Problem => In the listing below, count the lines with "Energy" and report only the figure.

Items listed in a dataset:
---

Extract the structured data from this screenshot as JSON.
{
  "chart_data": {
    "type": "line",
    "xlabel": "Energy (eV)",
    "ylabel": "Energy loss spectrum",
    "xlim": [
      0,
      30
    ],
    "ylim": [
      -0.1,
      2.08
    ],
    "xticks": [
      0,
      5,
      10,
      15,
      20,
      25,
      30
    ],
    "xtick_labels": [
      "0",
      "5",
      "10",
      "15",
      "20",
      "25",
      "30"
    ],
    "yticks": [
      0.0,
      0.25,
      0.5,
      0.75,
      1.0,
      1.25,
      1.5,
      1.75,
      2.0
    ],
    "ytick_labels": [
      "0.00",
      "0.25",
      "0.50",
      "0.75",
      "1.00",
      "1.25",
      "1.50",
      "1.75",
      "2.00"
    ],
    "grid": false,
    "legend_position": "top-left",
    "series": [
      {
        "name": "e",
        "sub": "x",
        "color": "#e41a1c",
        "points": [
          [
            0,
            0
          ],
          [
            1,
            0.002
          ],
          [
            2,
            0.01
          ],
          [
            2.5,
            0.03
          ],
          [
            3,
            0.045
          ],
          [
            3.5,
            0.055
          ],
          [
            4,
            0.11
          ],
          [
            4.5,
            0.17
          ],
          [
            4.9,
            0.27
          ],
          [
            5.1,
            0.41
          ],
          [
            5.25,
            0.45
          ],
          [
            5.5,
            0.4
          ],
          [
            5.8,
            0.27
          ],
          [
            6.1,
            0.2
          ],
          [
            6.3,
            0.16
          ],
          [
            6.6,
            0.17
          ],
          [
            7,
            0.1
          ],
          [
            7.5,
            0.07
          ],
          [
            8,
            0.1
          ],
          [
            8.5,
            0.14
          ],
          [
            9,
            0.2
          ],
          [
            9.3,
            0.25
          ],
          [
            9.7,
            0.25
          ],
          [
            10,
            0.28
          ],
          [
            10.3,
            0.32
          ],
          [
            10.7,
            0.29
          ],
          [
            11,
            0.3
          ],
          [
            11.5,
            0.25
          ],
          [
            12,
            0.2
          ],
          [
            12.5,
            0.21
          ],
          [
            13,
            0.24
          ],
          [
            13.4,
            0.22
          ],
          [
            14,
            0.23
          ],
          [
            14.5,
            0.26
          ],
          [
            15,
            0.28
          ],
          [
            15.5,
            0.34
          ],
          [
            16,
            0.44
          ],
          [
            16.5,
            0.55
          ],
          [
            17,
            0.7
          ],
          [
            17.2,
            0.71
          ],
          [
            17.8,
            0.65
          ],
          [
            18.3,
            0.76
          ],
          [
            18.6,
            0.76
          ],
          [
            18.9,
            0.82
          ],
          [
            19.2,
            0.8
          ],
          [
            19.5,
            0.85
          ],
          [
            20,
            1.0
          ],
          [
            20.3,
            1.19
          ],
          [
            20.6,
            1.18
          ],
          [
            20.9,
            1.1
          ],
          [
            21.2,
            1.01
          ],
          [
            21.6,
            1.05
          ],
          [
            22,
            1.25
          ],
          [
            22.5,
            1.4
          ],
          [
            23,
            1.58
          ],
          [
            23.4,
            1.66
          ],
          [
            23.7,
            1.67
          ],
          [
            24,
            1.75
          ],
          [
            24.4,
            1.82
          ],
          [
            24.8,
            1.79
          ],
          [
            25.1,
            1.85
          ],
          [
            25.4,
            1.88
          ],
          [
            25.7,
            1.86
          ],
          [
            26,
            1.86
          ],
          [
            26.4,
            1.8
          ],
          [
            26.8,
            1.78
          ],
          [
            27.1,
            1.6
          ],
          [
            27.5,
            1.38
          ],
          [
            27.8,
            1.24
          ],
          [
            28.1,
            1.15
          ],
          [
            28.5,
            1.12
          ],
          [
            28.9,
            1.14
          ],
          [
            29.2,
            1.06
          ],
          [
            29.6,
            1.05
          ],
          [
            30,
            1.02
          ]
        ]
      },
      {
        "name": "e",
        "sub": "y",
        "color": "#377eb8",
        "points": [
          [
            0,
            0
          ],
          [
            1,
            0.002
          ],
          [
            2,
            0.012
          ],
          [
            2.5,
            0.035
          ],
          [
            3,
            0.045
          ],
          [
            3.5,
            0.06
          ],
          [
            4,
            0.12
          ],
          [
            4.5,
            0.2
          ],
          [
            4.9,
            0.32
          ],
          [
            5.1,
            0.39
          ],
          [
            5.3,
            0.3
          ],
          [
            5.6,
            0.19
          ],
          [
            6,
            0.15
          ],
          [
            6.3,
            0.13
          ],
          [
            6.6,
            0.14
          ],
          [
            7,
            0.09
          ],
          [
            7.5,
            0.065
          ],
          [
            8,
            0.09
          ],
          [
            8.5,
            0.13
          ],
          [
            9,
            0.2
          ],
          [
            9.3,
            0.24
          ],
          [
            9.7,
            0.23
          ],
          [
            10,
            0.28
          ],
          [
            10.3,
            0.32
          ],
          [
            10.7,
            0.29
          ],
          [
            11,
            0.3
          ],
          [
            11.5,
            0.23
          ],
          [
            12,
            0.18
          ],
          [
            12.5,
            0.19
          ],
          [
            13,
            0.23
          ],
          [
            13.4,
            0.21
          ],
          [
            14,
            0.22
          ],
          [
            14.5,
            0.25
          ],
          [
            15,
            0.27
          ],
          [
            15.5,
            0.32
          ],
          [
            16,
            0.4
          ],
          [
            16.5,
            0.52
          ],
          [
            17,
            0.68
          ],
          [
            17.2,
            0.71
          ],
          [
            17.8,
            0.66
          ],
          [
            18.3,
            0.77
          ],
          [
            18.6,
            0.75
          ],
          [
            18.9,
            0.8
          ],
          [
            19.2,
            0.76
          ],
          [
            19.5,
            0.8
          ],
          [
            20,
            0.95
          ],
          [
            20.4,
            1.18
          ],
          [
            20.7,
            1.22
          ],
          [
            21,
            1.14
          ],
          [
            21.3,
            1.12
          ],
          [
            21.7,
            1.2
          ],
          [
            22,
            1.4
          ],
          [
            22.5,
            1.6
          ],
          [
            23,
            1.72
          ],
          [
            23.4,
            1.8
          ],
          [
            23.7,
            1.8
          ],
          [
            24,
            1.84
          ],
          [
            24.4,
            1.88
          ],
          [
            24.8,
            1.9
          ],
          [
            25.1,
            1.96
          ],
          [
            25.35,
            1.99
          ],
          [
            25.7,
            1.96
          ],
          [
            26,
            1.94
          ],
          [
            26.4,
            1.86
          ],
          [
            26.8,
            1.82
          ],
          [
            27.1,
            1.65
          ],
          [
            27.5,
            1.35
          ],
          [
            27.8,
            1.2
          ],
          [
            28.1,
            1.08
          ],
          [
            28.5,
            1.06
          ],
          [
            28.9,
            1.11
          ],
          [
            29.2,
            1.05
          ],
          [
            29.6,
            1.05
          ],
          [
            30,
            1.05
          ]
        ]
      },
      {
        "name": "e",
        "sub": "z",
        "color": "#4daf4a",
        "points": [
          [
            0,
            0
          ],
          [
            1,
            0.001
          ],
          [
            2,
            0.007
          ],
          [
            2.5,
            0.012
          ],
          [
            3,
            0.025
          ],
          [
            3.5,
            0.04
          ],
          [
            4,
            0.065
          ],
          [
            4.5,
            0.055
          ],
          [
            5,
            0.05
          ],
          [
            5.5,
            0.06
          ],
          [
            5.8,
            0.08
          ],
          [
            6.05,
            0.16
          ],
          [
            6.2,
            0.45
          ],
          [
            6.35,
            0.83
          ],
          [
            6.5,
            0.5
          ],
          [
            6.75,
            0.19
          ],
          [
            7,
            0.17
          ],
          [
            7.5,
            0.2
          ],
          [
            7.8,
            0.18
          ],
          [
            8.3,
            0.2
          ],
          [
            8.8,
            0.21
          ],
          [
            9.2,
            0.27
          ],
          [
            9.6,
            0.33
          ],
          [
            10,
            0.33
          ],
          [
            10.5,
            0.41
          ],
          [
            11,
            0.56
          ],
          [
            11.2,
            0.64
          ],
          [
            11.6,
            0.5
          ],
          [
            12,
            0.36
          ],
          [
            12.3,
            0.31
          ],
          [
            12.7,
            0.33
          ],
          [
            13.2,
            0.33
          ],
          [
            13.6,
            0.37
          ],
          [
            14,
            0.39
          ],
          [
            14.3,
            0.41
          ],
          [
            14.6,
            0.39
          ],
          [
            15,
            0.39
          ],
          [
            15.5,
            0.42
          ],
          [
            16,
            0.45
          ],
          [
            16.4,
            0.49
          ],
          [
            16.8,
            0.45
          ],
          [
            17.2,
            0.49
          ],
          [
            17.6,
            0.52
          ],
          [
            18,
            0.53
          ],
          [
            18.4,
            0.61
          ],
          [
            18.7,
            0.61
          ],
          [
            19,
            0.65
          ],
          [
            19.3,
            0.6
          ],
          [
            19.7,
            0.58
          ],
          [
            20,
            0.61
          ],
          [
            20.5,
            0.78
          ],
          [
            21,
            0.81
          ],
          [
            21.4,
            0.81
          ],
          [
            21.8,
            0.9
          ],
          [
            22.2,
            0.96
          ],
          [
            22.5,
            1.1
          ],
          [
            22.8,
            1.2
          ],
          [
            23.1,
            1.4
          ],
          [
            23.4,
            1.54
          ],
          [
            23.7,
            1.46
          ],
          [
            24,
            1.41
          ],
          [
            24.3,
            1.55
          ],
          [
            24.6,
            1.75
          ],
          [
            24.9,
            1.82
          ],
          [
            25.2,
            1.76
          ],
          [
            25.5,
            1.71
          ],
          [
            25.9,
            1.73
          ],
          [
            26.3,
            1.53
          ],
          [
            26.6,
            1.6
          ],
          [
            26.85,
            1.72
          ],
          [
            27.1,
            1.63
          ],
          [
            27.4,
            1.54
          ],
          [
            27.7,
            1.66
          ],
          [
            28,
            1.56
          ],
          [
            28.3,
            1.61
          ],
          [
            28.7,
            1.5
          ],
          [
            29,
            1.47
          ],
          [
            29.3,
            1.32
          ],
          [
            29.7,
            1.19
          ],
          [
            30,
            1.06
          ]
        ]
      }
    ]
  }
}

---

Exercise response => 2